▶ Supplied entries
* START *

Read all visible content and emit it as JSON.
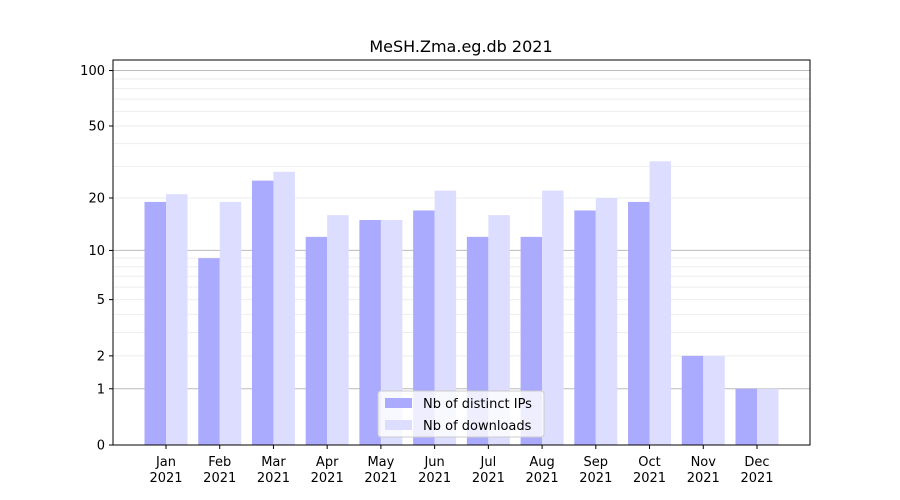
{
  "chart_data": {
    "type": "bar",
    "title": "MeSH.Zma.eg.db 2021",
    "xlabel": "",
    "ylabel": "",
    "scale": "log(y+1)",
    "ylim": [
      0,
      114
    ],
    "yticks": [
      0,
      1,
      2,
      5,
      10,
      20,
      50,
      100
    ],
    "grid": true,
    "legend_position": "bottom-center",
    "categories": [
      "Jan\n2021",
      "Feb\n2021",
      "Mar\n2021",
      "Apr\n2021",
      "May\n2021",
      "Jun\n2021",
      "Jul\n2021",
      "Aug\n2021",
      "Sep\n2021",
      "Oct\n2021",
      "Nov\n2021",
      "Dec\n2021"
    ],
    "series": [
      {
        "name": "Nb of distinct IPs",
        "color": "#aaaaff",
        "values": [
          19,
          9,
          25,
          12,
          15,
          17,
          12,
          12,
          17,
          19,
          2,
          1
        ]
      },
      {
        "name": "Nb of downloads",
        "color": "#ddddff",
        "values": [
          21,
          19,
          28,
          16,
          15,
          22,
          16,
          22,
          20,
          32,
          2,
          1
        ]
      }
    ]
  }
}
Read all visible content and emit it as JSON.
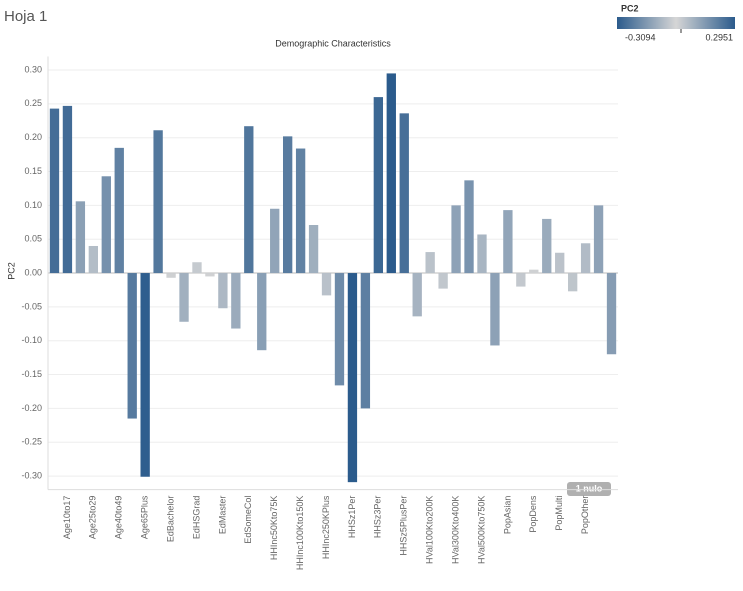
{
  "sheet_title": "Hoja 1",
  "chart_data": {
    "type": "bar",
    "title": "Demographic Characteristics",
    "y_label": "PC2",
    "categories": [
      null,
      "Age10to17",
      null,
      "Age25to29",
      null,
      "Age40to49",
      null,
      "Age65Plus",
      null,
      "EdBachelor",
      null,
      "EdHSGrad",
      null,
      "EdMaster",
      null,
      "EdSomeCol",
      null,
      "HHInc50Kto75K",
      null,
      "HHInc100Kto150K",
      null,
      "HHInc250KPlus",
      null,
      "HHSz1Per",
      null,
      "HHSz3Per",
      null,
      "HHSz5PlusPer",
      null,
      "HVal100Kto200K",
      null,
      "HVal300Kto400K",
      null,
      "HVal500Kto750K",
      null,
      "PopAsian",
      null,
      "PopDens",
      null,
      "PopMulti",
      null,
      "PopOther",
      null,
      null
    ],
    "values": [
      0.243,
      0.247,
      0.106,
      0.04,
      0.143,
      0.185,
      -0.215,
      -0.301,
      0.211,
      -0.007,
      -0.072,
      0.016,
      -0.005,
      -0.052,
      -0.082,
      0.217,
      -0.114,
      0.095,
      0.202,
      0.184,
      0.071,
      -0.033,
      -0.166,
      -0.309,
      -0.2,
      0.26,
      0.295,
      0.236,
      -0.064,
      0.031,
      -0.023,
      0.1,
      0.137,
      0.057,
      -0.107,
      0.093,
      -0.02,
      0.005,
      0.08,
      0.03,
      -0.027,
      0.044,
      0.1,
      -0.12
    ],
    "ylim": [
      -0.32,
      0.32
    ],
    "yticks": [
      {
        "value": 0.3,
        "label": "0.30"
      },
      0.25,
      {
        "value": 0.2,
        "label": "0.20"
      },
      0.15,
      {
        "value": 0.1,
        "label": "0.10"
      },
      0.05,
      {
        "value": 0.0,
        "label": "0.00"
      },
      -0.05,
      {
        "value": -0.1,
        "label": "-0.10"
      },
      -0.15,
      {
        "value": -0.2,
        "label": "-0.20"
      },
      -0.25,
      {
        "value": -0.3,
        "label": "-0.30"
      }
    ],
    "grid": true,
    "color_legend": {
      "title": "PC2",
      "min": -0.3094,
      "max": 0.2951,
      "end_color": "#2b5b8c",
      "mid_color": "#d6d6d6"
    },
    "null_badge": "1 nulo"
  }
}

* END *

▶ Problem details
Sift through the entries and copy every line with "name".

▶ Answer to the task
        "name": "Nb of distinct IPs",
        "name": "Nb of downloads",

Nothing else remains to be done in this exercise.